>> Start
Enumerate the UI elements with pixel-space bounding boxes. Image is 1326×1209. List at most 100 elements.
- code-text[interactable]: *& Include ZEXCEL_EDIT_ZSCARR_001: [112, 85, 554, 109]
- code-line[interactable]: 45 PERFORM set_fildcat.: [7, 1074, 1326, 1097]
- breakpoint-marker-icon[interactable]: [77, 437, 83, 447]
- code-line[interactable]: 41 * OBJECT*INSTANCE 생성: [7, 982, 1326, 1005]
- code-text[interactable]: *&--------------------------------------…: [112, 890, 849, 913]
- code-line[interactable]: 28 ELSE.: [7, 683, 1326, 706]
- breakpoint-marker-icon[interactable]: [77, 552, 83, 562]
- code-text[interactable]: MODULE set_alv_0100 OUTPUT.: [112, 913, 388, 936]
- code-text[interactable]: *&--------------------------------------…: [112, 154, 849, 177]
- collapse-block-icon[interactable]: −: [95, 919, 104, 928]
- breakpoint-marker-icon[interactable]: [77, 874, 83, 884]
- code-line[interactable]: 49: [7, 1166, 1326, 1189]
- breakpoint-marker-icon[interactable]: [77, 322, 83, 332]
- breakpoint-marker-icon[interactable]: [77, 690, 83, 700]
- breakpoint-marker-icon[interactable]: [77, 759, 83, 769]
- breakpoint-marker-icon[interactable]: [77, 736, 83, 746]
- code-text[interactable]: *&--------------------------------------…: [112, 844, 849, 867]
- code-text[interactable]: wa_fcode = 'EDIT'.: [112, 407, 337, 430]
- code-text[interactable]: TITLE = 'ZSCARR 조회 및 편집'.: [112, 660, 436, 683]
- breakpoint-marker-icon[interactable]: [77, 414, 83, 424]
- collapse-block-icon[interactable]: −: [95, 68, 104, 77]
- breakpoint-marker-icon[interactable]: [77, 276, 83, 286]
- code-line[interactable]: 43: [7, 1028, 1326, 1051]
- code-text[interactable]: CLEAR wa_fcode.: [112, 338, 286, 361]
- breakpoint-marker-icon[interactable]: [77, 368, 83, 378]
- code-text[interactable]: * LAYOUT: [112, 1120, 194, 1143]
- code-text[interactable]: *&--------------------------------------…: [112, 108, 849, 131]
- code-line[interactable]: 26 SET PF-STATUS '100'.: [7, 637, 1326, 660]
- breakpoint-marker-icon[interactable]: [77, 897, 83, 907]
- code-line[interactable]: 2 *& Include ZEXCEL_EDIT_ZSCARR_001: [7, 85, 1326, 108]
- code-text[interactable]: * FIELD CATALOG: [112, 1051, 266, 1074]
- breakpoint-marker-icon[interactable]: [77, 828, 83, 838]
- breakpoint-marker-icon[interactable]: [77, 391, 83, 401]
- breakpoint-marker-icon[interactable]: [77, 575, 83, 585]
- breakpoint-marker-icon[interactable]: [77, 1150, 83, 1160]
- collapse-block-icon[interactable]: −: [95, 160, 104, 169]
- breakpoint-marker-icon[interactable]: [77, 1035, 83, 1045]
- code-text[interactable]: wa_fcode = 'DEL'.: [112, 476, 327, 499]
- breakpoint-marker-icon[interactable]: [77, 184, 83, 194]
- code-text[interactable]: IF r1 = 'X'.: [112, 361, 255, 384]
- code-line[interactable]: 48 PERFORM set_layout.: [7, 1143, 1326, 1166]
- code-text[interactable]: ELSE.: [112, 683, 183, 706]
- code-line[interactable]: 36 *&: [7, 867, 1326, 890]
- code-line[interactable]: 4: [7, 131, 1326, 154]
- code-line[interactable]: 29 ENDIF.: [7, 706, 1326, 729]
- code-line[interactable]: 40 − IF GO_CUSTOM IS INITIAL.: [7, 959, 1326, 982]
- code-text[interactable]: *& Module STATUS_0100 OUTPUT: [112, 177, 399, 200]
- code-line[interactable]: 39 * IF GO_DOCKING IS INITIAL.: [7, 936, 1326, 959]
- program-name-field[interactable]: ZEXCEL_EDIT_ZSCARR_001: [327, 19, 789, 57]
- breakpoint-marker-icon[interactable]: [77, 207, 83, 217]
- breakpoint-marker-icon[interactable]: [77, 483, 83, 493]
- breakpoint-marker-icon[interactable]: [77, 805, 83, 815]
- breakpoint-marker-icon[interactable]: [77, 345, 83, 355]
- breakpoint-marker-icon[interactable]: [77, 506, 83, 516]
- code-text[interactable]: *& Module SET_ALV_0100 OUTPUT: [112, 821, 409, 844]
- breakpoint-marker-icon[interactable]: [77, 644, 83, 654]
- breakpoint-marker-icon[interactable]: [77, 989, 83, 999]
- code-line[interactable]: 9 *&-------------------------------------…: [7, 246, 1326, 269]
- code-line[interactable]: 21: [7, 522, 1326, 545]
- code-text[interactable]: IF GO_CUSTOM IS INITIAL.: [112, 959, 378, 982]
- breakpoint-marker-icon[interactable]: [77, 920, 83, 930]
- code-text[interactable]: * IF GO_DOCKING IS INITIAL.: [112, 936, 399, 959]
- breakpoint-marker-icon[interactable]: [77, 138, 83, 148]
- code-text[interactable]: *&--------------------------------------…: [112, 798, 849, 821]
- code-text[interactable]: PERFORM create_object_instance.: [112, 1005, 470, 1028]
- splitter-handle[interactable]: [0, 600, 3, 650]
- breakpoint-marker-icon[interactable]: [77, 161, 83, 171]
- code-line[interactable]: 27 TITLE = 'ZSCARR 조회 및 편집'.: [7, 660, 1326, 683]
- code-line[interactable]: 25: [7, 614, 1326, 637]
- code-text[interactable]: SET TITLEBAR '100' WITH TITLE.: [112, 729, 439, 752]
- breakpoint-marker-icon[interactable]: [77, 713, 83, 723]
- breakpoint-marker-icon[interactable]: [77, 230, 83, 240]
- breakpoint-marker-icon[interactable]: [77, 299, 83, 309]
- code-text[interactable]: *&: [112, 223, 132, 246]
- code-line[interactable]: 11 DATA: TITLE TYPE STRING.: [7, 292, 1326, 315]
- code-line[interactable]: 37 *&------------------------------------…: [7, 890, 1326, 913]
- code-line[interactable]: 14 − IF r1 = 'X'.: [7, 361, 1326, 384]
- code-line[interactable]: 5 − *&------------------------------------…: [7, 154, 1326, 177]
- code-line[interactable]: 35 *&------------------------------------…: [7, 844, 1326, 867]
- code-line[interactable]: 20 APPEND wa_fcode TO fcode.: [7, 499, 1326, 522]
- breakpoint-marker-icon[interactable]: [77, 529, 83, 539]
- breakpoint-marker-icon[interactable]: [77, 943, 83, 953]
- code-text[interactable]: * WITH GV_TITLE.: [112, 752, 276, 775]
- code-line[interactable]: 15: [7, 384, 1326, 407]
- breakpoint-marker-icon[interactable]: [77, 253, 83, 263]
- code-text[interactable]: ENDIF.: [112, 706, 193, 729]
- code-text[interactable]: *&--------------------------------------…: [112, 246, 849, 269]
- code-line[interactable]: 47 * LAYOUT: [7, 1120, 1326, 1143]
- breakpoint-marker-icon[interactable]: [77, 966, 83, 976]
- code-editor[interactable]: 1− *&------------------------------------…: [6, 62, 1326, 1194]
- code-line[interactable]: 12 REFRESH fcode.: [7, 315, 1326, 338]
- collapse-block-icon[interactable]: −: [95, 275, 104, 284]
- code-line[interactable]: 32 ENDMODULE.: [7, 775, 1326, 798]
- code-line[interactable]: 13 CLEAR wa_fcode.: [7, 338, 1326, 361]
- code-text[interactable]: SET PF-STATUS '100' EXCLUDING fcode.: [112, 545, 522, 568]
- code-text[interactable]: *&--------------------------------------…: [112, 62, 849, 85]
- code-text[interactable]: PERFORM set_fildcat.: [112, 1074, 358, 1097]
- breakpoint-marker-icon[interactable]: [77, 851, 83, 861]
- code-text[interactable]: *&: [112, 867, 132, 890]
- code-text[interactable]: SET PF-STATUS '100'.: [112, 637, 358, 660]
>> End
» **Work instructions**
Reproduce the entries verbatim from their beginning through the line containing "- code-line[interactable]: 28", including that line.

» **Completed exercise**
Enumerate the UI elements with pixel-space bounding boxes. Image is 1326×1209. List at most 100 elements.
- code-text[interactable]: *& Include ZEXCEL_EDIT_ZSCARR_001: [112, 85, 554, 109]
- code-line[interactable]: 45 PERFORM set_fildcat.: [7, 1074, 1326, 1097]
- breakpoint-marker-icon[interactable]: [77, 437, 83, 447]
- code-line[interactable]: 41 * OBJECT*INSTANCE 생성: [7, 982, 1326, 1005]
- code-text[interactable]: *&--------------------------------------…: [112, 890, 849, 913]
- code-line[interactable]: 28 ELSE.: [7, 683, 1326, 706]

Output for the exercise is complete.